Element box annotations
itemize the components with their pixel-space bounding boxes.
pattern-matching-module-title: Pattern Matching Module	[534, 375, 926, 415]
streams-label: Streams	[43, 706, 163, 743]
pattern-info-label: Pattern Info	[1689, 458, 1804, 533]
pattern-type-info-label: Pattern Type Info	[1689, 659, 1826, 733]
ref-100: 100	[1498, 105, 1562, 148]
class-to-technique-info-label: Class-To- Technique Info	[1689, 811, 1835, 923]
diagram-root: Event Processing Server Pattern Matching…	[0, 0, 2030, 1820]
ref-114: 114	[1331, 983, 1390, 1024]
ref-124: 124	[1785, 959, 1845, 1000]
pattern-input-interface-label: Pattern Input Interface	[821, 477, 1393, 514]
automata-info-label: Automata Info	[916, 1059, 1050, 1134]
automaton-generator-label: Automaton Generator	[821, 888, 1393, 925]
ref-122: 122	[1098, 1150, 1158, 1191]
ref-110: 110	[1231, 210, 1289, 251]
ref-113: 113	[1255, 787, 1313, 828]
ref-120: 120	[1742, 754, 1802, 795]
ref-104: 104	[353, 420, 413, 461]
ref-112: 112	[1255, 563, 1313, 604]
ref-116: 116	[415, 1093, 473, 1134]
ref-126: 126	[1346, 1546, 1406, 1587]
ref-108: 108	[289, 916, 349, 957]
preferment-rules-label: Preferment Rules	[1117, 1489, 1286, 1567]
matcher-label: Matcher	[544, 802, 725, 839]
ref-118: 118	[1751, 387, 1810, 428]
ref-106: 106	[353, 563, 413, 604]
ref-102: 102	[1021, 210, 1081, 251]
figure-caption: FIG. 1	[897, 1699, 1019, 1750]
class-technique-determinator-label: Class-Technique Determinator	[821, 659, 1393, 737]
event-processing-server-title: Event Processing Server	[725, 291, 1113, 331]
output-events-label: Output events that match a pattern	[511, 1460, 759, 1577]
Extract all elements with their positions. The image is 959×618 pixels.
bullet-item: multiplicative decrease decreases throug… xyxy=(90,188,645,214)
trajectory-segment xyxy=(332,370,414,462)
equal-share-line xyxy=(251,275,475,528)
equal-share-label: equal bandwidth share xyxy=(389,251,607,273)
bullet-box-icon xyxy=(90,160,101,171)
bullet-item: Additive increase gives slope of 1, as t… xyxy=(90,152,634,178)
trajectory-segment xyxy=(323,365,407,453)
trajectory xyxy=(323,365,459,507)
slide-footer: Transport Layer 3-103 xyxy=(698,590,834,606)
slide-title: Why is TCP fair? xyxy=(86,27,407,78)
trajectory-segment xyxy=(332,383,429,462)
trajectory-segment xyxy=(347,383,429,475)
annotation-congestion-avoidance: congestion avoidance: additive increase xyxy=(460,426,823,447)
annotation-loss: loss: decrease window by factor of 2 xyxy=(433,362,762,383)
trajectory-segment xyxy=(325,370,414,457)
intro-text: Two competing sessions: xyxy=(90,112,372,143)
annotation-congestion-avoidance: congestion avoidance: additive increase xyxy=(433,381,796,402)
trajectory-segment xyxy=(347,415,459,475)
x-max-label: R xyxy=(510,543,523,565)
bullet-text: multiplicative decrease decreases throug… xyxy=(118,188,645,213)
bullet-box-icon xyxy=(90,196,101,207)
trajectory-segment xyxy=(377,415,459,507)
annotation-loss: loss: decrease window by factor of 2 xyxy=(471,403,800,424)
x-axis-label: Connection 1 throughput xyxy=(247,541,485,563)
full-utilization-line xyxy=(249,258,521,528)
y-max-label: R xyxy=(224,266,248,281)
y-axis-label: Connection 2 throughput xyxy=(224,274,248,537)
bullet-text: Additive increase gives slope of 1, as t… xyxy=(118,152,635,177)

■ Written request ■
Turn every line of the records into a Markdown table with the columns "Row" and "Line". Number the rows in order and leave out blank lines.

■ Output for this task ■
| Row | Line |
|---|---|
| 1 | itemize the components with their pixel-space bounding boxes. |
| 2 | pattern-matching-module-title: Pattern Matching Module	[534, 375, 926, 415] |
| 3 | streams-label: Streams	[43, 706, 163, 743] |
| 4 | pattern-info-label: Pattern Info	[1689, 458, 1804, 533] |
| 5 | pattern-type-info-label: Pattern Type Info	[1689, 659, 1826, 733] |
| 6 | ref-100: 100	[1498, 105, 1562, 148] |
| 7 | class-to-technique-info-label: Class-To- Technique Info	[1689, 811, 1835, 923] |
| 8 | diagram-root: Event Processing Server Pattern Matching…	[0, 0, 2030, 1820] |
| 9 | ref-114: 114	[1331, 983, 1390, 1024] |
| 10 | ref-124: 124	[1785, 959, 1845, 1000] |
| 11 | pattern-input-interface-label: Pattern Input Interface	[821, 477, 1393, 514] |
| 12 | automata-info-label: Automata Info	[916, 1059, 1050, 1134] |
| 13 | automaton-generator-label: Automaton Generator	[821, 888, 1393, 925] |
| 14 | ref-122: 122	[1098, 1150, 1158, 1191] |
| 15 | ref-110: 110	[1231, 210, 1289, 251] |
| 16 | ref-113: 113	[1255, 787, 1313, 828] |
| 17 | ref-120: 120	[1742, 754, 1802, 795] |
| 18 | ref-104: 104	[353, 420, 413, 461] |
| 19 | ref-112: 112	[1255, 563, 1313, 604] |
| 20 | ref-116: 116	[415, 1093, 473, 1134] |
| 21 | ref-126: 126	[1346, 1546, 1406, 1587] |
| 22 | ref-108: 108	[289, 916, 349, 957] |
| 23 | preferment-rules-label: Preferment Rules	[1117, 1489, 1286, 1567] |
| 24 | matcher-label: Matcher	[544, 802, 725, 839] |
| 25 | ref-118: 118	[1751, 387, 1810, 428] |
| 26 | ref-106: 106	[353, 563, 413, 604] |
| 27 | ref-102: 102	[1021, 210, 1081, 251] |
| 28 | figure-caption: FIG. 1	[897, 1699, 1019, 1750] |
| 29 | class-technique-determinator-label: Class-Technique Determinator	[821, 659, 1393, 737] |
| 30 | event-processing-server-title: Event Processing Server	[725, 291, 1113, 331] |
| 31 | output-events-label: Output events that match a pattern	[511, 1460, 759, 1577] |
| 32 | Extract all elements with their positions. The image is 959×618 pixels. |
| 33 | bullet-item: multiplicative decrease decreases throug… xyxy=(90,188,645,214) |
| 34 | trajectory-segment xyxy=(332,370,414,462) |
| 35 | equal-share-line xyxy=(251,275,475,528) |
| 36 | equal-share-label: equal bandwidth share xyxy=(389,251,607,273) |
| 37 | bullet-box-icon xyxy=(90,160,101,171) |
| 38 | bullet-item: Additive increase gives slope of 1, as t… xyxy=(90,152,634,178) |
| 39 | trajectory-segment xyxy=(323,365,407,453) |
| 40 | trajectory xyxy=(323,365,459,507) |
| 41 | slide-footer: Transport Layer 3-103 xyxy=(698,590,834,606) |
| 42 | slide-title: Why is TCP fair? xyxy=(86,27,407,78) |
| 43 | trajectory-segment xyxy=(332,383,429,462) |
| 44 | trajectory-segment xyxy=(347,383,429,475) |
| 45 | annotation-congestion-avoidance: congestion avoidance: additive increase xyxy=(460,426,823,447) |
| 46 | annotation-loss: loss: decrease window by factor of 2 xyxy=(433,362,762,383) |
| 47 | trajectory-segment xyxy=(325,370,414,457) |
| 48 | intro-text: Two competing sessions: xyxy=(90,112,372,143) |
| 49 | annotation-congestion-avoidance: congestion avoidance: additive increase xyxy=(433,381,796,402) |
| 50 | trajectory-segment xyxy=(347,415,459,475) |
| 51 | x-max-label: R xyxy=(510,543,523,565) |
| 52 | bullet-text: multiplicative decrease decreases throug… xyxy=(118,188,645,213) |
| 53 | bullet-box-icon xyxy=(90,196,101,207) |
| 54 | trajectory-segment xyxy=(377,415,459,507) |
| 55 | annotation-loss: loss: decrease window by factor of 2 xyxy=(471,403,800,424) |
| 56 | x-axis-label: Connection 1 throughput xyxy=(247,541,485,563) |
| 57 | full-utilization-line xyxy=(249,258,521,528) |
| 58 | y-max-label: R xyxy=(224,266,248,281) |
| 59 | y-axis-label: Connection 2 throughput xyxy=(224,274,248,537) |
| 60 | bullet-text: Additive increase gives slope of 1, as t… xyxy=(118,152,635,177) |